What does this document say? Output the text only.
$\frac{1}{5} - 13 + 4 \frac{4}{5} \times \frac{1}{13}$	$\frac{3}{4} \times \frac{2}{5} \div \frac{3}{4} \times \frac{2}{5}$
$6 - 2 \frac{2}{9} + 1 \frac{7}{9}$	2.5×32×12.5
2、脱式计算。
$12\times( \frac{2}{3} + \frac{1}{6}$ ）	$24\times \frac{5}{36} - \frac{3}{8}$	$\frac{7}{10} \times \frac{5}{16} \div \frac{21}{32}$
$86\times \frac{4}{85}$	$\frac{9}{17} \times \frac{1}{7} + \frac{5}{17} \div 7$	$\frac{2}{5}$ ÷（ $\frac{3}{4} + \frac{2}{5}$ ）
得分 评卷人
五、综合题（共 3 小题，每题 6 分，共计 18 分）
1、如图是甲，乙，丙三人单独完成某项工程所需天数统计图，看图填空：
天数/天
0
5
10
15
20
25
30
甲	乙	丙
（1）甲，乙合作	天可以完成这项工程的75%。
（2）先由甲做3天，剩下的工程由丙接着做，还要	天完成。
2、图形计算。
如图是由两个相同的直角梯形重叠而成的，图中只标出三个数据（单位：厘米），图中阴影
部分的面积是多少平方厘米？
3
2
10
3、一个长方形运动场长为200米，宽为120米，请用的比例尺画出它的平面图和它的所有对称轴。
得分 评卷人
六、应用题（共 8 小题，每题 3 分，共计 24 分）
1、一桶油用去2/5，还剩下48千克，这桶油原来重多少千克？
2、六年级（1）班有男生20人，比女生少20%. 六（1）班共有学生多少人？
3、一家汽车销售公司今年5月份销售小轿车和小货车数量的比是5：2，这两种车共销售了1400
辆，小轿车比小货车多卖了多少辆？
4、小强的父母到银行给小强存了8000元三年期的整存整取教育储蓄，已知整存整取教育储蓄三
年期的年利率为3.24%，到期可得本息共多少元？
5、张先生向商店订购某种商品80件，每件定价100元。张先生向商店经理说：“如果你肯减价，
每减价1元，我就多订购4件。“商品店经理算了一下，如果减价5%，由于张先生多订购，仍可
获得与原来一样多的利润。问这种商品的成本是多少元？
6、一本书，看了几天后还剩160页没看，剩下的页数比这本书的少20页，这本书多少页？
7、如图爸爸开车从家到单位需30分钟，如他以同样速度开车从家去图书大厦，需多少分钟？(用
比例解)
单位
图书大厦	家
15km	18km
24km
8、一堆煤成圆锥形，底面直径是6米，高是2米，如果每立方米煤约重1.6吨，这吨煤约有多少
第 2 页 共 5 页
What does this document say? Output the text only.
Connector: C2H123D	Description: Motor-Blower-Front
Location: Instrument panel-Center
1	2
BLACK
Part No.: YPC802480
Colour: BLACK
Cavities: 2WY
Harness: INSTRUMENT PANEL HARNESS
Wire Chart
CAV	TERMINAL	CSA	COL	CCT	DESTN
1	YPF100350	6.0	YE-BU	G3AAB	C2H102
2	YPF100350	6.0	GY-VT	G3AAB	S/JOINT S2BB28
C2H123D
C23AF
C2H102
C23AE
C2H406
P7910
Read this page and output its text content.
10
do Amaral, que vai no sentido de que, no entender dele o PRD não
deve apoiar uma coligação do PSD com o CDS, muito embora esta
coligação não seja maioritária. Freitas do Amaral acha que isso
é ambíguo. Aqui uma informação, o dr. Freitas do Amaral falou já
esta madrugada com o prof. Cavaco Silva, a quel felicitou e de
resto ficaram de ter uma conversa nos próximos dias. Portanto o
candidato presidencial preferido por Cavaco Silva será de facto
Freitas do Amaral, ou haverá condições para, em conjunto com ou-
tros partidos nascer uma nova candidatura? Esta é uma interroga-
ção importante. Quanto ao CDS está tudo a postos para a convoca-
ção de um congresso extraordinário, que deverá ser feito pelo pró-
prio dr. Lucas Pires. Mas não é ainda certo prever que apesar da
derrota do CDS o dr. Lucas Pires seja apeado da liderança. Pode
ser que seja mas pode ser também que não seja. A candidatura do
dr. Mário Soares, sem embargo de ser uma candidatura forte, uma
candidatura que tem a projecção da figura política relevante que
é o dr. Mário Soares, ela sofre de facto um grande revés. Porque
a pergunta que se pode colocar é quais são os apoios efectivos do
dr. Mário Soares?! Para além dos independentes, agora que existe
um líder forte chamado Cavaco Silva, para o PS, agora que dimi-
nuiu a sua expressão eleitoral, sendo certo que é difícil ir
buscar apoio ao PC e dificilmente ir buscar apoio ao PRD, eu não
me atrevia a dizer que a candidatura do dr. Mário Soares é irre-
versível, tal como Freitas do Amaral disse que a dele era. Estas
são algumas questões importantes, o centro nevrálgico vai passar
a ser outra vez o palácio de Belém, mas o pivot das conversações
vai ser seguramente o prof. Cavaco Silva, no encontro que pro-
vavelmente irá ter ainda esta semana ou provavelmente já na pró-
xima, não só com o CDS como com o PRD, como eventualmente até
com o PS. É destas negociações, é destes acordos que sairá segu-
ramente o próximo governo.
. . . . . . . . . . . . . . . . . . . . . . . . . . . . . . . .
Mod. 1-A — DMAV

___

— Written exercise —
Repeat the material above in full, quoting it exactly.

— Complete response —
What does this document say? Output the text only.
$\frac{1}{5} - 13 + 4 \frac{4}{5} \times \frac{1}{13}$	$\frac{3}{4} \times \frac{2}{5} \div \frac{3}{4} \times \frac{2}{5}$
$6 - 2 \frac{2}{9} + 1 \frac{7}{9}$	2.5×32×12.5
2、脱式计算。
$12\times( \frac{2}{3} + \frac{1}{6}$ ）	$24\times \frac{5}{36} - \frac{3}{8}$	$\frac{7}{10} \times \frac{5}{16} \div \frac{21}{32}$
$86\times \frac{4}{85}$	$\frac{9}{17} \times \frac{1}{7} + \frac{5}{17} \div 7$	$\frac{2}{5}$ ÷（ $\frac{3}{4} + \frac{2}{5}$ ）
得分 评卷人
五、综合题（共 3 小题，每题 6 分，共计 18 分）
1、如图是甲，乙，丙三人单独完成某项工程所需天数统计图，看图填空：
天数/天
0
5
10
15
20
25
30
甲	乙	丙
（1）甲，乙合作	天可以完成这项工程的75%。
（2）先由甲做3天，剩下的工程由丙接着做，还要	天完成。
2、图形计算。
如图是由两个相同的直角梯形重叠而成的，图中只标出三个数据（单位：厘米），图中阴影
部分的面积是多少平方厘米？
3
2
10
3、一个长方形运动场长为200米，宽为120米，请用的比例尺画出它的平面图和它的所有对称轴。
得分 评卷人
六、应用题（共 8 小题，每题 3 分，共计 24 分）
1、一桶油用去2/5，还剩下48千克，这桶油原来重多少千克？
2、六年级（1）班有男生20人，比女生少20%. 六（1）班共有学生多少人？
3、一家汽车销售公司今年5月份销售小轿车和小货车数量的比是5：2，这两种车共销售了1400
辆，小轿车比小货车多卖了多少辆？
4、小强的父母到银行给小强存了8000元三年期的整存整取教育储蓄，已知整存整取教育储蓄三
年期的年利率为3.24%，到期可得本息共多少元？
5、张先生向商店订购某种商品80件，每件定价100元。张先生向商店经理说：“如果你肯减价，
每减价1元，我就多订购4件。“商品店经理算了一下，如果减价5%，由于张先生多订购，仍可
获得与原来一样多的利润。问这种商品的成本是多少元？
6、一本书，看了几天后还剩160页没看，剩下的页数比这本书的少20页，这本书多少页？
7、如图爸爸开车从家到单位需30分钟，如他以同样速度开车从家去图书大厦，需多少分钟？(用
比例解)
单位
图书大厦	家
15km	18km
24km
8、一堆煤成圆锥形，底面直径是6米，高是2米，如果每立方米煤约重1.6吨，这吨煤约有多少
第 2 页 共 5 页
What does this document say? Output the text only.
Connector: C2H123D	Description: Motor-Blower-Front
Location: Instrument panel-Center
1	2
BLACK
Part No.: YPC802480
Colour: BLACK
Cavities: 2WY
Harness: INSTRUMENT PANEL HARNESS
Wire Chart
CAV	TERMINAL	CSA	COL	CCT	DESTN
1	YPF100350	6.0	YE-BU	G3AAB	C2H102
2	YPF100350	6.0	GY-VT	G3AAB	S/JOINT S2BB28
C2H123D
C23AF
C2H102
C23AE
C2H406
P7910
Read this page and output its text content.
10
do Amaral, que vai no sentido de que, no entender dele o PRD não
deve apoiar uma coligação do PSD com o CDS, muito embora esta
coligação não seja maioritária. Freitas do Amaral acha que isso
é ambíguo. Aqui uma informação, o dr. Freitas do Amaral falou já
esta madrugada com o prof. Cavaco Silva, a quel felicitou e de
resto ficaram de ter uma conversa nos próximos dias. Portanto o
candidato presidencial preferido por Cavaco Silva será de facto
Freitas do Amaral, ou haverá condições para, em conjunto com ou-
tros partidos nascer uma nova candidatura? Esta é uma interroga-
ção importante. Quanto ao CDS está tudo a postos para a convoca-
ção de um congresso extraordinário, que deverá ser feito pelo pró-
prio dr. Lucas Pires. Mas não é ainda certo prever que apesar da
derrota do CDS o dr. Lucas Pires seja apeado da liderança. Pode
ser que seja mas pode ser também que não seja. A candidatura do
dr. Mário Soares, sem embargo de ser uma candidatura forte, uma
candidatura que tem a projecção da figura política relevante que
é o dr. Mário Soares, ela sofre de facto um grande revés. Porque
a pergunta que se pode colocar é quais são os apoios efectivos do
dr. Mário Soares?! Para além dos independentes, agora que existe
um líder forte chamado Cavaco Silva, para o PS, agora que dimi-
nuiu a sua expressão eleitoral, sendo certo que é difícil ir
buscar apoio ao PC e dificilmente ir buscar apoio ao PRD, eu não
me atrevia a dizer que a candidatura do dr. Mário Soares é irre-
versível, tal como Freitas do Amaral disse que a dele era. Estas
são algumas questões importantes, o centro nevrálgico vai passar
a ser outra vez o palácio de Belém, mas o pivot das conversações
vai ser seguramente o prof. Cavaco Silva, no encontro que pro-
vavelmente irá ter ainda esta semana ou provavelmente já na pró-
xima, não só com o CDS como com o PRD, como eventualmente até
com o PS. É destas negociações, é destes acordos que sairá segu-
ramente o próximo governo.
. . . . . . . . . . . . . . . . . . . . . . . . . . . . . . . .
Mod. 1-A — DMAV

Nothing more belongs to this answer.